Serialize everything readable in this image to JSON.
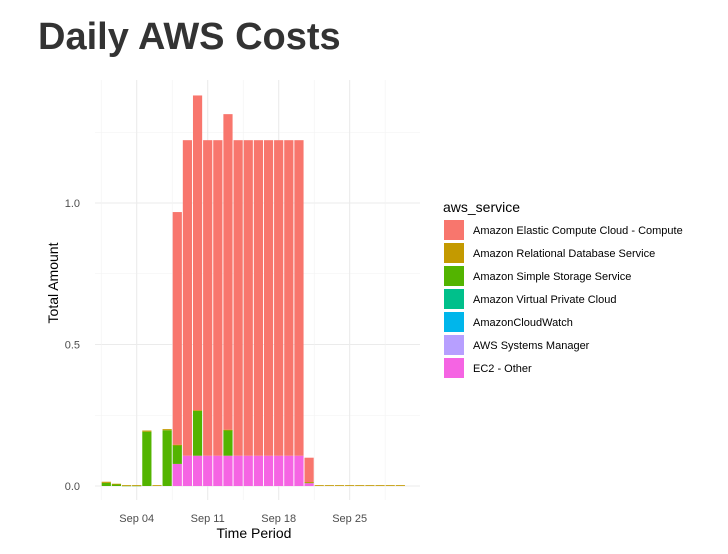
{
  "page_title": "Daily AWS Costs",
  "chart_data": {
    "type": "bar",
    "stacked": true,
    "title": "Daily AWS Costs",
    "xlabel": "Time Period",
    "ylabel": "Total Amount",
    "ylim": [
      0,
      1.45
    ],
    "yticks": [
      0.0,
      0.5,
      1.0
    ],
    "ytick_labels": [
      "0.0",
      "0.5",
      "1.0"
    ],
    "xtick_labels": [
      "Sep 04",
      "Sep 11",
      "Sep 18",
      "Sep 25"
    ],
    "xtick_days": [
      4,
      11,
      18,
      25
    ],
    "legend_title": "aws_service",
    "legend_position": "right",
    "days": [
      1,
      2,
      3,
      4,
      5,
      6,
      7,
      8,
      9,
      10,
      11,
      12,
      13,
      14,
      15,
      16,
      17,
      18,
      19,
      20,
      21,
      22,
      23,
      24,
      25,
      26,
      27,
      28,
      29,
      30
    ],
    "series": [
      {
        "name": "EC2 - Other",
        "color": "#F564E3",
        "values": [
          0,
          0,
          0,
          0,
          0,
          0,
          0,
          0.078,
          0.107,
          0.107,
          0.107,
          0.107,
          0.107,
          0.107,
          0.107,
          0.107,
          0.107,
          0.107,
          0.107,
          0.107,
          0.01,
          0,
          0,
          0,
          0,
          0,
          0,
          0,
          0,
          0
        ]
      },
      {
        "name": "AWS Systems Manager",
        "color": "#B79FFF",
        "values": [
          0,
          0,
          0,
          0,
          0,
          0,
          0,
          0,
          0,
          0,
          0,
          0,
          0,
          0,
          0,
          0,
          0,
          0,
          0,
          0,
          0,
          0,
          0,
          0,
          0,
          0,
          0,
          0,
          0,
          0
        ]
      },
      {
        "name": "AmazonCloudWatch",
        "color": "#00B6EB",
        "values": [
          0,
          0,
          0,
          0,
          0,
          0,
          0,
          0,
          0,
          0,
          0,
          0,
          0,
          0,
          0,
          0,
          0,
          0,
          0,
          0,
          0,
          0,
          0,
          0,
          0,
          0,
          0,
          0,
          0,
          0
        ]
      },
      {
        "name": "Amazon Virtual Private Cloud",
        "color": "#00C08B",
        "values": [
          0,
          0,
          0,
          0,
          0,
          0,
          0,
          0,
          0,
          0,
          0,
          0,
          0,
          0,
          0,
          0,
          0,
          0,
          0,
          0,
          0,
          0,
          0,
          0,
          0,
          0,
          0,
          0,
          0,
          0
        ]
      },
      {
        "name": "Amazon Simple Storage Service",
        "color": "#53B400",
        "values": [
          0.011,
          0.006,
          0.002,
          0.002,
          0.192,
          0,
          0.197,
          0.067,
          0,
          0.158,
          0,
          0,
          0.091,
          0,
          0,
          0,
          0,
          0,
          0,
          0,
          0.003,
          0,
          0,
          0,
          0,
          0,
          0,
          0,
          0,
          0
        ]
      },
      {
        "name": "Amazon Relational Database Service",
        "color": "#C49A00",
        "values": [
          0.004,
          0.002,
          0.001,
          0.001,
          0.004,
          0.003,
          0.004,
          0.001,
          0,
          0.003,
          0,
          0,
          0.001,
          0,
          0,
          0,
          0,
          0,
          0,
          0,
          0.001,
          0.003,
          0.003,
          0.003,
          0.003,
          0.003,
          0.003,
          0.003,
          0.003,
          0.003
        ]
      },
      {
        "name": "Amazon Elastic Compute Cloud - Compute",
        "color": "#F8766D",
        "values": [
          0,
          0,
          0,
          0,
          0,
          0,
          0,
          0.822,
          1.115,
          1.112,
          1.115,
          1.115,
          1.115,
          1.115,
          1.115,
          1.115,
          1.115,
          1.115,
          1.115,
          1.115,
          0.086,
          0,
          0,
          0,
          0,
          0,
          0,
          0,
          0,
          0
        ]
      }
    ],
    "legend_order": [
      "Amazon Elastic Compute Cloud - Compute",
      "Amazon Relational Database Service",
      "Amazon Simple Storage Service",
      "Amazon Virtual Private Cloud",
      "AmazonCloudWatch",
      "AWS Systems Manager",
      "EC2 - Other"
    ]
  }
}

--------------------------------------------------

--- WRITTEN REQUEST ---
Transcribe all the records above word for word, without their images.

--- FINAL ANSWER ---
Serialize everything readable in this image to JSON.
{
  "page_title": "Daily AWS Costs",
  "chart_data": {
    "type": "bar",
    "stacked": true,
    "title": "Daily AWS Costs",
    "xlabel": "Time Period",
    "ylabel": "Total Amount",
    "ylim": [
      0,
      1.45
    ],
    "yticks": [
      0.0,
      0.5,
      1.0
    ],
    "ytick_labels": [
      "0.0",
      "0.5",
      "1.0"
    ],
    "xtick_labels": [
      "Sep 04",
      "Sep 11",
      "Sep 18",
      "Sep 25"
    ],
    "xtick_days": [
      4,
      11,
      18,
      25
    ],
    "legend_title": "aws_service",
    "legend_position": "right",
    "days": [
      1,
      2,
      3,
      4,
      5,
      6,
      7,
      8,
      9,
      10,
      11,
      12,
      13,
      14,
      15,
      16,
      17,
      18,
      19,
      20,
      21,
      22,
      23,
      24,
      25,
      26,
      27,
      28,
      29,
      30
    ],
    "series": [
      {
        "name": "EC2 - Other",
        "color": "#F564E3",
        "values": [
          0,
          0,
          0,
          0,
          0,
          0,
          0,
          0.078,
          0.107,
          0.107,
          0.107,
          0.107,
          0.107,
          0.107,
          0.107,
          0.107,
          0.107,
          0.107,
          0.107,
          0.107,
          0.01,
          0,
          0,
          0,
          0,
          0,
          0,
          0,
          0,
          0
        ]
      },
      {
        "name": "AWS Systems Manager",
        "color": "#B79FFF",
        "values": [
          0,
          0,
          0,
          0,
          0,
          0,
          0,
          0,
          0,
          0,
          0,
          0,
          0,
          0,
          0,
          0,
          0,
          0,
          0,
          0,
          0,
          0,
          0,
          0,
          0,
          0,
          0,
          0,
          0,
          0
        ]
      },
      {
        "name": "AmazonCloudWatch",
        "color": "#00B6EB",
        "values": [
          0,
          0,
          0,
          0,
          0,
          0,
          0,
          0,
          0,
          0,
          0,
          0,
          0,
          0,
          0,
          0,
          0,
          0,
          0,
          0,
          0,
          0,
          0,
          0,
          0,
          0,
          0,
          0,
          0,
          0
        ]
      },
      {
        "name": "Amazon Virtual Private Cloud",
        "color": "#00C08B",
        "values": [
          0,
          0,
          0,
          0,
          0,
          0,
          0,
          0,
          0,
          0,
          0,
          0,
          0,
          0,
          0,
          0,
          0,
          0,
          0,
          0,
          0,
          0,
          0,
          0,
          0,
          0,
          0,
          0,
          0,
          0
        ]
      },
      {
        "name": "Amazon Simple Storage Service",
        "color": "#53B400",
        "values": [
          0.011,
          0.006,
          0.002,
          0.002,
          0.192,
          0,
          0.197,
          0.067,
          0,
          0.158,
          0,
          0,
          0.091,
          0,
          0,
          0,
          0,
          0,
          0,
          0,
          0.003,
          0,
          0,
          0,
          0,
          0,
          0,
          0,
          0,
          0
        ]
      },
      {
        "name": "Amazon Relational Database Service",
        "color": "#C49A00",
        "values": [
          0.004,
          0.002,
          0.001,
          0.001,
          0.004,
          0.003,
          0.004,
          0.001,
          0,
          0.003,
          0,
          0,
          0.001,
          0,
          0,
          0,
          0,
          0,
          0,
          0,
          0.001,
          0.003,
          0.003,
          0.003,
          0.003,
          0.003,
          0.003,
          0.003,
          0.003,
          0.003
        ]
      },
      {
        "name": "Amazon Elastic Compute Cloud - Compute",
        "color": "#F8766D",
        "values": [
          0,
          0,
          0,
          0,
          0,
          0,
          0,
          0.822,
          1.115,
          1.112,
          1.115,
          1.115,
          1.115,
          1.115,
          1.115,
          1.115,
          1.115,
          1.115,
          1.115,
          1.115,
          0.086,
          0,
          0,
          0,
          0,
          0,
          0,
          0,
          0,
          0
        ]
      }
    ],
    "legend_order": [
      "Amazon Elastic Compute Cloud - Compute",
      "Amazon Relational Database Service",
      "Amazon Simple Storage Service",
      "Amazon Virtual Private Cloud",
      "AmazonCloudWatch",
      "AWS Systems Manager",
      "EC2 - Other"
    ]
  }
}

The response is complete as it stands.